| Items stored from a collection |

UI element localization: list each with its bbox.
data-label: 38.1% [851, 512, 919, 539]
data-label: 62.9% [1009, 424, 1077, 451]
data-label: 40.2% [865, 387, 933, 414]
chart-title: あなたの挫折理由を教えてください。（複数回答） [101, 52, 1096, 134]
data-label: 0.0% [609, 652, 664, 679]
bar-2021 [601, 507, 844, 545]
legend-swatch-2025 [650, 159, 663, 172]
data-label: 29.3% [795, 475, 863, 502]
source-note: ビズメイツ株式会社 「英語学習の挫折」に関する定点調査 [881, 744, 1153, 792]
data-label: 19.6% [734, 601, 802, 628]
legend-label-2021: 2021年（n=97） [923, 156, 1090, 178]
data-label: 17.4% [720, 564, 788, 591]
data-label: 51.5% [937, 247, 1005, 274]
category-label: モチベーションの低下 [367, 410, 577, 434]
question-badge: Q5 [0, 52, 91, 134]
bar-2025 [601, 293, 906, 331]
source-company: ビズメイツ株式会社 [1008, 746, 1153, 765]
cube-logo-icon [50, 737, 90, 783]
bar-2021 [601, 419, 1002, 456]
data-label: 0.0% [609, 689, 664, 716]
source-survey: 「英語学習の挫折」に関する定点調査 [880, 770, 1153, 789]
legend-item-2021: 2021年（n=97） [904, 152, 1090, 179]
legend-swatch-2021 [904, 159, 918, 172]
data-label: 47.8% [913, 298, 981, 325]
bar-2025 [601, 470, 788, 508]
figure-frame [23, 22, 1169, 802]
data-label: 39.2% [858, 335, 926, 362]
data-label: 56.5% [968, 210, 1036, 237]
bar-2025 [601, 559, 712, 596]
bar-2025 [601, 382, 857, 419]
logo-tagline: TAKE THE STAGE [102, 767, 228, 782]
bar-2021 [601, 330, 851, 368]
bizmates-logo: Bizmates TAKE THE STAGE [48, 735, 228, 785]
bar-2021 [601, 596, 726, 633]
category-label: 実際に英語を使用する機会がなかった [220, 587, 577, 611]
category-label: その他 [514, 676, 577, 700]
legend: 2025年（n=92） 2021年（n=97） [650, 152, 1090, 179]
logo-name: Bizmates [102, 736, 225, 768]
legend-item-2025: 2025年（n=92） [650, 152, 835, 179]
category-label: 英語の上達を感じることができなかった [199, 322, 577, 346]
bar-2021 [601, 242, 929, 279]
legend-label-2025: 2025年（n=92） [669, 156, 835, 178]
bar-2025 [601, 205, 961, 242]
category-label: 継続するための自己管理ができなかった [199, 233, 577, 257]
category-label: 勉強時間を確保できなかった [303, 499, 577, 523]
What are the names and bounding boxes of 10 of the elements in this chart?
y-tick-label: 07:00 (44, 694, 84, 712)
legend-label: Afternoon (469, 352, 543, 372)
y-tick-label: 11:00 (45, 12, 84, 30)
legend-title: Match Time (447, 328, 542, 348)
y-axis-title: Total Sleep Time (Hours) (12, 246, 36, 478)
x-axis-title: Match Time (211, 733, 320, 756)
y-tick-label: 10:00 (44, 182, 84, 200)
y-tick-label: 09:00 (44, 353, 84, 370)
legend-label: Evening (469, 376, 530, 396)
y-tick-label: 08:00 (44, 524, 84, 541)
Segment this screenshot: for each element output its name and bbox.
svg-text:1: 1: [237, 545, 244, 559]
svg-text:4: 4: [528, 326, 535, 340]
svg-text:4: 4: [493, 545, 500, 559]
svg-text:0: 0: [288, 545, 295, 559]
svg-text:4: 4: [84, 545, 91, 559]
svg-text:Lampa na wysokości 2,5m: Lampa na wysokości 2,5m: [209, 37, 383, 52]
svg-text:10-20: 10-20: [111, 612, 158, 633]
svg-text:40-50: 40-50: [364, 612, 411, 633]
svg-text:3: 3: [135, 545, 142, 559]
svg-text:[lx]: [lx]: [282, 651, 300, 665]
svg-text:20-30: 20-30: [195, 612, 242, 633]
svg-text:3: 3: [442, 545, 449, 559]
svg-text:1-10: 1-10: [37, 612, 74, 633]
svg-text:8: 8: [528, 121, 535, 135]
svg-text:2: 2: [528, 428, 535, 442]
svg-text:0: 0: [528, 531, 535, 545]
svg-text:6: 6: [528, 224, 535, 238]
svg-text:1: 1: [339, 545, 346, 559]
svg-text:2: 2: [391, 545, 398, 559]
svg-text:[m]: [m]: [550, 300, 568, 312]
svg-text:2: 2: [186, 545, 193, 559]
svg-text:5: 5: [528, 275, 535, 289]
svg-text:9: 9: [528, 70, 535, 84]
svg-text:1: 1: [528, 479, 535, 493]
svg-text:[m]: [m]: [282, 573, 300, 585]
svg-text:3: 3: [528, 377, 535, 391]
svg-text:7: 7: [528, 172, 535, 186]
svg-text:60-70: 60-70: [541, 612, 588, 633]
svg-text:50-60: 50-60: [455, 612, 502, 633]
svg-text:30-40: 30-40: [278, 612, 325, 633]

| Instructions for the task |
Recast every line of the entries above as a numbered list, leaving out any blank lines.

| Response for this exercise |
1. UI element localization: list each with its bbox.
2. data-label: 38.1% [851, 512, 919, 539]
3. data-label: 62.9% [1009, 424, 1077, 451]
4. data-label: 40.2% [865, 387, 933, 414]
5. chart-title: あなたの挫折理由を教えてください。（複数回答） [101, 52, 1096, 134]
6. data-label: 0.0% [609, 652, 664, 679]
7. bar-2021 [601, 507, 844, 545]
8. legend-swatch-2025 [650, 159, 663, 172]
9. data-label: 29.3% [795, 475, 863, 502]
10. source-note: ビズメイツ株式会社 「英語学習の挫折」に関する定点調査 [881, 744, 1153, 792]
11. data-label: 19.6% [734, 601, 802, 628]
12. legend-label-2021: 2021年（n=97） [923, 156, 1090, 178]
13. data-label: 17.4% [720, 564, 788, 591]
14. data-label: 51.5% [937, 247, 1005, 274]
15. category-label: モチベーションの低下 [367, 410, 577, 434]
16. question-badge: Q5 [0, 52, 91, 134]
17. bar-2025 [601, 293, 906, 331]
18. source-company: ビズメイツ株式会社 [1008, 746, 1153, 765]
19. cube-logo-icon [50, 737, 90, 783]
20. bar-2021 [601, 419, 1002, 456]
21. data-label: 0.0% [609, 689, 664, 716]
22. source-survey: 「英語学習の挫折」に関する定点調査 [880, 770, 1153, 789]
23. legend-item-2021: 2021年（n=97） [904, 152, 1090, 179]
24. legend-swatch-2021 [904, 159, 918, 172]
25. data-label: 47.8% [913, 298, 981, 325]
26. bar-2025 [601, 470, 788, 508]
27. figure-frame [23, 22, 1169, 802]
28. data-label: 39.2% [858, 335, 926, 362]
29. data-label: 56.5% [968, 210, 1036, 237]
30. bar-2025 [601, 559, 712, 596]
31. bar-2025 [601, 382, 857, 419]
32. logo-tagline: TAKE THE STAGE [102, 767, 228, 782]
33. bar-2021 [601, 330, 851, 368]
34. bizmates-logo: Bizmates TAKE THE STAGE [48, 735, 228, 785]
35. bar-2021 [601, 596, 726, 633]
36. category-label: 実際に英語を使用する機会がなかった [220, 587, 577, 611]
37. category-label: その他 [514, 676, 577, 700]
38. legend: 2025年（n=92） 2021年（n=97） [650, 152, 1090, 179]
39. logo-name: Bizmates [102, 736, 225, 768]
40. legend-item-2025: 2025年（n=92） [650, 152, 835, 179]
41. category-label: 英語の上達を感じることができなかった [199, 322, 577, 346]
42. bar-2021 [601, 242, 929, 279]
43. legend-label-2025: 2025年（n=92） [669, 156, 835, 178]
44. bar-2025 [601, 205, 961, 242]
45. category-label: 継続するための自己管理ができなかった [199, 233, 577, 257]
46. category-label: 勉強時間を確保できなかった [303, 499, 577, 523]
47. What are the names and bounding boxes of 10 of the elements in this chart?
48. y-tick-label: 07:00 (44, 694, 84, 712)
49. legend-label: Afternoon (469, 352, 543, 372)
50. y-tick-label: 11:00 (45, 12, 84, 30)
51. legend-title: Match Time (447, 328, 542, 348)
52. y-axis-title: Total Sleep Time (Hours) (12, 246, 36, 478)
53. x-axis-title: Match Time (211, 733, 320, 756)
54. y-tick-label: 10:00 (44, 182, 84, 200)
55. y-tick-label: 09:00 (44, 353, 84, 370)
56. legend-label: Evening (469, 376, 530, 396)
57. y-tick-label: 08:00 (44, 524, 84, 541)
58. Segment this screenshot: for each element output its name and bbox.
59. svg-text:1: 1: [237, 545, 244, 559]
60. svg-text:4: 4: [528, 326, 535, 340]
61. svg-text:4: 4: [493, 545, 500, 559]
62. svg-text:0: 0: [288, 545, 295, 559]
63. svg-text:4: 4: [84, 545, 91, 559]
64. svg-text:Lampa na wysokości 2,5m: Lampa na wysokości 2,5m: [209, 37, 383, 52]
65. svg-text:10-20: 10-20: [111, 612, 158, 633]
66. svg-text:40-50: 40-50: [364, 612, 411, 633]
67. svg-text:3: 3: [135, 545, 142, 559]
68. svg-text:[lx]: [lx]: [282, 651, 300, 665]
69. svg-text:20-30: 20-30: [195, 612, 242, 633]
70. svg-text:3: 3: [442, 545, 449, 559]
71. svg-text:1-10: 1-10: [37, 612, 74, 633]
72. svg-text:8: 8: [528, 121, 535, 135]
73. svg-text:2: 2: [528, 428, 535, 442]
74. svg-text:0: 0: [528, 531, 535, 545]
75. svg-text:6: 6: [528, 224, 535, 238]
76. svg-text:1: 1: [339, 545, 346, 559]
77. svg-text:2: 2: [391, 545, 398, 559]
78. svg-text:[m]: [m]: [550, 300, 568, 312]
79. svg-text:2: 2: [186, 545, 193, 559]
80. svg-text:5: 5: [528, 275, 535, 289]
81. svg-text:9: 9: [528, 70, 535, 84]
82. svg-text:1: 1: [528, 479, 535, 493]
83. svg-text:[m]: [m]: [282, 573, 300, 585]
84. svg-text:3: 3: [528, 377, 535, 391]
85. svg-text:7: 7: [528, 172, 535, 186]
86. svg-text:60-70: 60-70: [541, 612, 588, 633]
87. svg-text:50-60: 50-60: [455, 612, 502, 633]
88. svg-text:30-40: 30-40: [278, 612, 325, 633]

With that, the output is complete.